> _What is expected_
Locate every line in the records below that contains the word "color", and copy each one.
----------------------------------------
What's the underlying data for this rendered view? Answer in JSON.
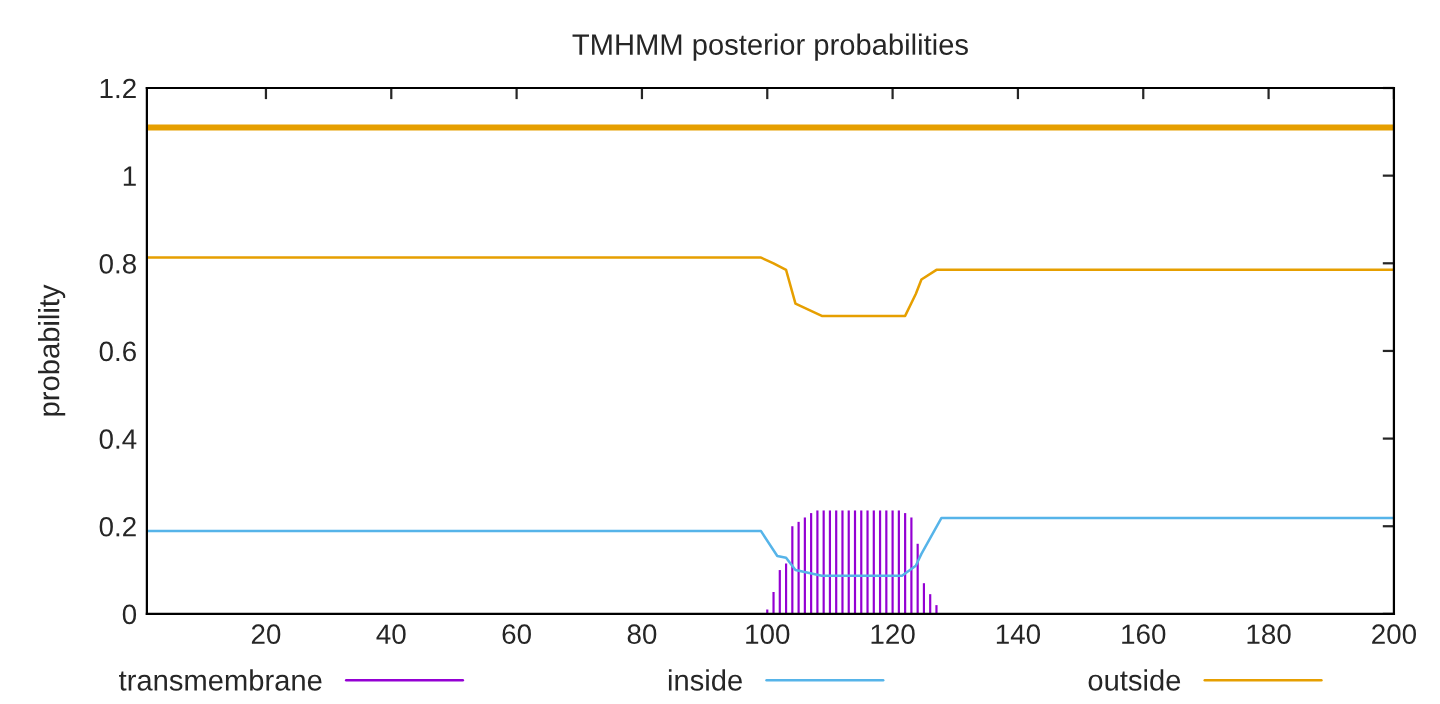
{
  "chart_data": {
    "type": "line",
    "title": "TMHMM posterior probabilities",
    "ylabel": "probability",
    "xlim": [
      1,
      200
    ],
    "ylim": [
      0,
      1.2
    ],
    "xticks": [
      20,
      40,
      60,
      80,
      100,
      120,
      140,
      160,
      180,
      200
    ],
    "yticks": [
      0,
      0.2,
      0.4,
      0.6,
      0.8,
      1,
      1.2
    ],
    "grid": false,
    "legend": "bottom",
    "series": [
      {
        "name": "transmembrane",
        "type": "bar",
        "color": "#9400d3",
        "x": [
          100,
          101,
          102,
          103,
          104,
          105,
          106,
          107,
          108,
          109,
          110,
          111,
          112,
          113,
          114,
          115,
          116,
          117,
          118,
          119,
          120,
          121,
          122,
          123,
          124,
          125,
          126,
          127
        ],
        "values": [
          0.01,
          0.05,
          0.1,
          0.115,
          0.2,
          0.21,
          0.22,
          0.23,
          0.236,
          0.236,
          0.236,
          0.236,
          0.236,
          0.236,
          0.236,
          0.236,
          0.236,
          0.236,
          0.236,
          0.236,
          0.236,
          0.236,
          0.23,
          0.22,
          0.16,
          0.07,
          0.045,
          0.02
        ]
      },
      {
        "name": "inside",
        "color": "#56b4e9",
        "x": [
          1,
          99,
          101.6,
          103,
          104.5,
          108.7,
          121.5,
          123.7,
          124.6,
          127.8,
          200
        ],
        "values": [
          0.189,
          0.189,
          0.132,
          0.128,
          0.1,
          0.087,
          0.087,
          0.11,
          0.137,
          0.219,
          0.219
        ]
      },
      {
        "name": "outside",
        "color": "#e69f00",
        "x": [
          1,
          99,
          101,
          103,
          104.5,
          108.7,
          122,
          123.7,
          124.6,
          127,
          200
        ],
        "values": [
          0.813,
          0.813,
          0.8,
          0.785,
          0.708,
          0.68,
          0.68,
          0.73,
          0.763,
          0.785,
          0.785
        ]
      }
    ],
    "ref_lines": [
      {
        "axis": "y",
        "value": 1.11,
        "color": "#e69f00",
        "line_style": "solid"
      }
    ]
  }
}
----------------------------------------
> _Exercise result_
        "color": "#9400d3",
        "color": "#56b4e9",
        "color": "#e69f00",
        "color": "#e69f00",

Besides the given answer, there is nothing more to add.